» Fonte:
--------------------

Fausta Speranza – Città del Vaticano
“La vita non è una dimostrazione di abilità, ma un viaggio verso Colui che ci ama”: così Papa Francesco invita, all’Omelia della Messa dell’Epifania, a scoprire i significati dell’adorazione. E Papa Francesco a braccio aggiunge che non dobbiamo ad ogni tappa della vita esibire una tessera delle virtù. Come i Re Magi, possiamo comprendere che “Dio rifugge da ogni ostentazione” e incontrarlo “spesso nascosto in situazioni semplici, in persone umili e marginali”.
Il bisogno di adorare e i rischi
Per l’uomo è naturale il bisogno di adorare – spiega il Papa – ma rischia facilmente di fare errori. “Non è spontaneo in noi l’atteggiamento di adorare Dio”. L’essere umano ha bisogno, sì, di adorare, ma rischia di sbagliare obiettivo; infatti, se non adora Dio, adorerà degli idoli, e invece che credente diventerà idolatra”. E il Papa a braccio ricorda l’espressione di uno scrittore francese che avverte: “Chi non adora Dio, adora il diavolo”, e aggiunge: “questo è così, aut aut”. Dunque, il Papa invita a riflettere sul fatto che “adorare il Signore non è facile, non è un fatto immediato: esige una certa maturità spirituale, essendo il punto d’arrivo di un cammino interiore, a volte lungo”.

--------------------

» Righe mostrate:

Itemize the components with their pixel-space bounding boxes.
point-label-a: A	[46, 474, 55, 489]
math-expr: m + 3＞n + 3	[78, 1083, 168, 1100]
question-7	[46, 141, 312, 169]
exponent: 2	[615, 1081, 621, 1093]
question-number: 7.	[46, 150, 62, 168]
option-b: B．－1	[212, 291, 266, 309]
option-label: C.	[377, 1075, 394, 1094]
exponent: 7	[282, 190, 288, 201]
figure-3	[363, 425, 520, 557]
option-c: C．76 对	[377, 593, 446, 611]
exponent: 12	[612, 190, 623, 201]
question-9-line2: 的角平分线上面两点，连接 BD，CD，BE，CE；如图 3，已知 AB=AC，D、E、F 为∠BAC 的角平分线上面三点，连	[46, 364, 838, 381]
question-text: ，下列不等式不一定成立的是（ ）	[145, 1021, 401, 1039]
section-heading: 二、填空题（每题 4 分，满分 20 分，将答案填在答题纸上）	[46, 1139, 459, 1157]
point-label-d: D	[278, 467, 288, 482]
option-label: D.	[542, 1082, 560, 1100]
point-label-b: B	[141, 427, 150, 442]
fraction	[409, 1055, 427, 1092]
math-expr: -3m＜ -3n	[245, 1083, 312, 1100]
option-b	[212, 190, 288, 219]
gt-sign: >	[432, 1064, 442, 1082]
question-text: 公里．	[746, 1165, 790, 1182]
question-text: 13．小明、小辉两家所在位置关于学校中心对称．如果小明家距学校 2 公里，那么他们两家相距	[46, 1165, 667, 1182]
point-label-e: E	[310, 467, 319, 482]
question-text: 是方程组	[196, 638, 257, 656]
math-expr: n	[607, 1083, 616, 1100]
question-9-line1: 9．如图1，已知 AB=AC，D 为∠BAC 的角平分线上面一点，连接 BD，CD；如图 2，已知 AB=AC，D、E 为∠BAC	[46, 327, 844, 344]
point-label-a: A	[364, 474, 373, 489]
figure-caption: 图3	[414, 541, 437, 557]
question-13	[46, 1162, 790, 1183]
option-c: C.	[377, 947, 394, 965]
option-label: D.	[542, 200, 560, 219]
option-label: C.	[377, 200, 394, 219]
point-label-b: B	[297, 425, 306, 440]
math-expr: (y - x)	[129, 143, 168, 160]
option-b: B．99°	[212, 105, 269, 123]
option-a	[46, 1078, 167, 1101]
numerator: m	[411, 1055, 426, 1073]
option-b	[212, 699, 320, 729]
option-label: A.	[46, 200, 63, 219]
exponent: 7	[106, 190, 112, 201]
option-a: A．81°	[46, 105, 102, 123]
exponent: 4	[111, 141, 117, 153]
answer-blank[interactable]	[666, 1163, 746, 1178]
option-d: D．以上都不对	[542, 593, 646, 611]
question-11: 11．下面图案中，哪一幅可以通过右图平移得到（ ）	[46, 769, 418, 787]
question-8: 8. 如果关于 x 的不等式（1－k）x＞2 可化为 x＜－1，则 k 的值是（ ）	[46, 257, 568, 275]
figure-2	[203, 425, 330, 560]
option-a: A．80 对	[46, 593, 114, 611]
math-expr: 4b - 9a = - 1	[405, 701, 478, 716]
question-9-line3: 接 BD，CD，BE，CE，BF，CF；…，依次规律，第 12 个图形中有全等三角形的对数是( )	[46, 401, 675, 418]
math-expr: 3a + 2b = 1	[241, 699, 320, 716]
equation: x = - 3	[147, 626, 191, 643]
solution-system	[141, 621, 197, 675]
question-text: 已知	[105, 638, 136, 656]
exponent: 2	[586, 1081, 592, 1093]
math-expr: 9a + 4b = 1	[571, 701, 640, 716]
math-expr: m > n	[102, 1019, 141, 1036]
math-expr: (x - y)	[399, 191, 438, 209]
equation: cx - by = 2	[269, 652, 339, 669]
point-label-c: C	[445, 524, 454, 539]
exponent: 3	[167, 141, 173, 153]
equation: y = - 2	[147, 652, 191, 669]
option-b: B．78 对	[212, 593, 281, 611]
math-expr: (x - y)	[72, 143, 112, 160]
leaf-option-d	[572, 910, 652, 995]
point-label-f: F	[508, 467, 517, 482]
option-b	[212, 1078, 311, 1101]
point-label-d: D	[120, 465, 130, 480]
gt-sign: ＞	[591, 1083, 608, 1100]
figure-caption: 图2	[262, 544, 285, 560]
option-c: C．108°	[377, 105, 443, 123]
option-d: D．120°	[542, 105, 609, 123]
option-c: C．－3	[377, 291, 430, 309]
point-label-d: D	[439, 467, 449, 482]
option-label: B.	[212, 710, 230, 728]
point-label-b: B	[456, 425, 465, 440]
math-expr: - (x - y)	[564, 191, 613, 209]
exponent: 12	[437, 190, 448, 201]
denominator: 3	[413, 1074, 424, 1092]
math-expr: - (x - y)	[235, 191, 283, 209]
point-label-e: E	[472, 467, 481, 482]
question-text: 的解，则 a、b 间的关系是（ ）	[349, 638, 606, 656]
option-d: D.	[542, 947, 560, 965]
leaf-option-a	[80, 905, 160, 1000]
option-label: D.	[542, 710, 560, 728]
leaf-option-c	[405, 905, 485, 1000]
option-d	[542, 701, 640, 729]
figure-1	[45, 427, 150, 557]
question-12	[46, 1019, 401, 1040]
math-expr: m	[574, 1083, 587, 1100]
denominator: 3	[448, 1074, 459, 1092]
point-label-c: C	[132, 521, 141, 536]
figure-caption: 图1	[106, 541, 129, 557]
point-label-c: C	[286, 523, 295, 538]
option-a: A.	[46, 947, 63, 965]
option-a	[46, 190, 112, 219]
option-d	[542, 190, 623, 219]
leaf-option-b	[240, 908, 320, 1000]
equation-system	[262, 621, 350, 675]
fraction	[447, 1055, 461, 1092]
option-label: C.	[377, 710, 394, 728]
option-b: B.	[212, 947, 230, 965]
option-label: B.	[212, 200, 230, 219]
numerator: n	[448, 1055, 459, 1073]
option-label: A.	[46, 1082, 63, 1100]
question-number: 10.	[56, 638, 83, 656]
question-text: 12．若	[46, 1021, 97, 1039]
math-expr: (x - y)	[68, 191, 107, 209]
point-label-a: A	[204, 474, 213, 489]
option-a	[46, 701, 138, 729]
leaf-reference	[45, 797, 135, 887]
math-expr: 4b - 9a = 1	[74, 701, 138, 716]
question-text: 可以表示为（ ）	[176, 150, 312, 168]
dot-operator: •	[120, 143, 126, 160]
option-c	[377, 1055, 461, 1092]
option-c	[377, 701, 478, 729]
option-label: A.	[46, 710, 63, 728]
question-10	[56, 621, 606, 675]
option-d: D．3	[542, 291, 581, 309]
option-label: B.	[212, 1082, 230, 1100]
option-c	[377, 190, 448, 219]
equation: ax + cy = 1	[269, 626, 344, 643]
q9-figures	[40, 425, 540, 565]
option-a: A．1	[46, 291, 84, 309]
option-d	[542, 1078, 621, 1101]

--------------------

» Scopo del compito: Riscrivi come elenco puntato il paragrafo della fonte che comincia con «Per l’uomo è naturale il bisogno di adorare», mantenendone i fatti principali.

» Risposta al compito:
- Secondo il Papa, per l’uomo è naturale il bisogno di adorare, ma è facile commettere errori.
- L’atteggiamento di adorare Dio non è spontaneo.
- Chi non adora Dio adorerà degli idoli e diventerà idolatra invece che credente.
- Parlando a braccio, il Papa cita uno scrittore francese: «Chi non adora Dio, adora il diavolo», e aggiunge che si tratta di un aut aut.
- Adorare il Signore non è facile né immediato. Richiede una certa maturità spirituale ed è il punto d’arrivo di un cammino interiore, a volte lungo.